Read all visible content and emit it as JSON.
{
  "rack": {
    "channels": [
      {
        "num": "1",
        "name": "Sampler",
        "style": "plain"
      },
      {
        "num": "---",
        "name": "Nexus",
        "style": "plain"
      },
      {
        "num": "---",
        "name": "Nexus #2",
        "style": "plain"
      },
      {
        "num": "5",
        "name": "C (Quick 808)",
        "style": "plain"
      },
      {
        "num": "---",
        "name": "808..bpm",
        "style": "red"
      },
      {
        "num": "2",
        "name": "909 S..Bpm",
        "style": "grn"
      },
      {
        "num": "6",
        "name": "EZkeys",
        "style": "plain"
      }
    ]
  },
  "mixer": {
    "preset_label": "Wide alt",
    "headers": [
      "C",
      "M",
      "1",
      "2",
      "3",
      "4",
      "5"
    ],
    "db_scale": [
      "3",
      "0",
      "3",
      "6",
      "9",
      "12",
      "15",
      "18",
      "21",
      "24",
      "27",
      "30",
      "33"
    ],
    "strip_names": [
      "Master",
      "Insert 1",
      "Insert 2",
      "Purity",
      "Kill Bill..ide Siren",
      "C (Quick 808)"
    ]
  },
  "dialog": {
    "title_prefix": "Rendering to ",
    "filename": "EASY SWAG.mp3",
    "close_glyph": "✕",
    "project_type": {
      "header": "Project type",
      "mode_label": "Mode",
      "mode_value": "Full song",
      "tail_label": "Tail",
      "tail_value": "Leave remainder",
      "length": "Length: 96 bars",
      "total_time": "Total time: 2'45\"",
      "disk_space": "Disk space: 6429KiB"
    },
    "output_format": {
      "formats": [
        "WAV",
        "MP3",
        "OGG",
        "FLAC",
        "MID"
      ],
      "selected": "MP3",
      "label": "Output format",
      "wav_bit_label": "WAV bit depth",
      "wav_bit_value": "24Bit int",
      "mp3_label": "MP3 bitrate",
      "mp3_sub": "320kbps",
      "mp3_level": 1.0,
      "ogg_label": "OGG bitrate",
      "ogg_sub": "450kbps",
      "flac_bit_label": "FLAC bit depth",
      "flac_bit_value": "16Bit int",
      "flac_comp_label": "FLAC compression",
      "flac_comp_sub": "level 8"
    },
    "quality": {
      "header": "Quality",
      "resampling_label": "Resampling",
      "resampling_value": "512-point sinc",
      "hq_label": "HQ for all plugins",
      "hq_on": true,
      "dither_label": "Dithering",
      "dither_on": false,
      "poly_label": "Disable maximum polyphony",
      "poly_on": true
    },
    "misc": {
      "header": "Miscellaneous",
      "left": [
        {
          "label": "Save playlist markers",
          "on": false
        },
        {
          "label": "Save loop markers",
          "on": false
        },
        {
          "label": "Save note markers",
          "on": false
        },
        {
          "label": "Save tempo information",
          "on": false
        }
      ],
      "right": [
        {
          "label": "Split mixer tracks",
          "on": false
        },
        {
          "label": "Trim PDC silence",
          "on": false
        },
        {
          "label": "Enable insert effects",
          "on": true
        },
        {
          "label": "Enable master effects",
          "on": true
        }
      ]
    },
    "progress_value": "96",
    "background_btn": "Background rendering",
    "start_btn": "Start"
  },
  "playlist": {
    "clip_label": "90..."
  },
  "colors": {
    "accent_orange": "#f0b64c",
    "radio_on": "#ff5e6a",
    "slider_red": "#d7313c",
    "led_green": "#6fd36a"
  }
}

Given task:
Set out the complete listing exactly as shown.

Answer to this exercise:
Read all visible content and emit it as JSON.
{
  "rack": {
    "channels": [
      {
        "num": "1",
        "name": "Sampler",
        "style": "plain"
      },
      {
        "num": "---",
        "name": "Nexus",
        "style": "plain"
      },
      {
        "num": "---",
        "name": "Nexus #2",
        "style": "plain"
      },
      {
        "num": "5",
        "name": "C (Quick 808)",
        "style": "plain"
      },
      {
        "num": "---",
        "name": "808..bpm",
        "style": "red"
      },
      {
        "num": "2",
        "name": "909 S..Bpm",
        "style": "grn"
      },
      {
        "num": "6",
        "name": "EZkeys",
        "style": "plain"
      }
    ]
  },
  "mixer": {
    "preset_label": "Wide alt",
    "headers": [
      "C",
      "M",
      "1",
      "2",
      "3",
      "4",
      "5"
    ],
    "db_scale": [
      "3",
      "0",
      "3",
      "6",
      "9",
      "12",
      "15",
      "18",
      "21",
      "24",
      "27",
      "30",
      "33"
    ],
    "strip_names": [
      "Master",
      "Insert 1",
      "Insert 2",
      "Purity",
      "Kill Bill..ide Siren",
      "C (Quick 808)"
    ]
  },
  "dialog": {
    "title_prefix": "Rendering to ",
    "filename": "EASY SWAG.mp3",
    "close_glyph": "✕",
    "project_type": {
      "header": "Project type",
      "mode_label": "Mode",
      "mode_value": "Full song",
      "tail_label": "Tail",
      "tail_value": "Leave remainder",
      "length": "Length: 96 bars",
      "total_time": "Total time: 2'45\"",
      "disk_space": "Disk space: 6429KiB"
    },
    "output_format": {
      "formats": [
        "WAV",
        "MP3",
        "OGG",
        "FLAC",
        "MID"
      ],
      "selected": "MP3",
      "label": "Output format",
      "wav_bit_label": "WAV bit depth",
      "wav_bit_value": "24Bit int",
      "mp3_label": "MP3 bitrate",
      "mp3_sub": "320kbps",
      "mp3_level": 1.0,
      "ogg_label": "OGG bitrate",
      "ogg_sub": "450kbps",
      "flac_bit_label": "FLAC bit depth",
      "flac_bit_value": "16Bit int",
      "flac_comp_label": "FLAC compression",
      "flac_comp_sub": "level 8"
    },
    "quality": {
      "header": "Quality",
      "resampling_label": "Resampling",
      "resampling_value": "512-point sinc",
      "hq_label": "HQ for all plugins",
      "hq_on": true,
      "dither_label": "Dithering",
      "dither_on": false,
      "poly_label": "Disable maximum polyphony",
      "poly_on": true
    },
    "misc": {
      "header": "Miscellaneous",
      "left": [
        {
          "label": "Save playlist markers",
          "on": false
        },
        {
          "label": "Save loop markers",
          "on": false
        },
        {
          "label": "Save note markers",
          "on": false
        },
        {
          "label": "Save tempo information",
          "on": false
        }
      ],
      "right": [
        {
          "label": "Split mixer tracks",
          "on": false
        },
        {
          "label": "Trim PDC silence",
          "on": false
        },
        {
          "label": "Enable insert effects",
          "on": true
        },
        {
          "label": "Enable master effects",
          "on": true
        }
      ]
    },
    "progress_value": "96",
    "background_btn": "Background rendering",
    "start_btn": "Start"
  },
  "playlist": {
    "clip_label": "90..."
  },
  "colors": {
    "accent_orange": "#f0b64c",
    "radio_on": "#ff5e6a",
    "slider_red": "#d7313c",
    "led_green": "#6fd36a"
  }
}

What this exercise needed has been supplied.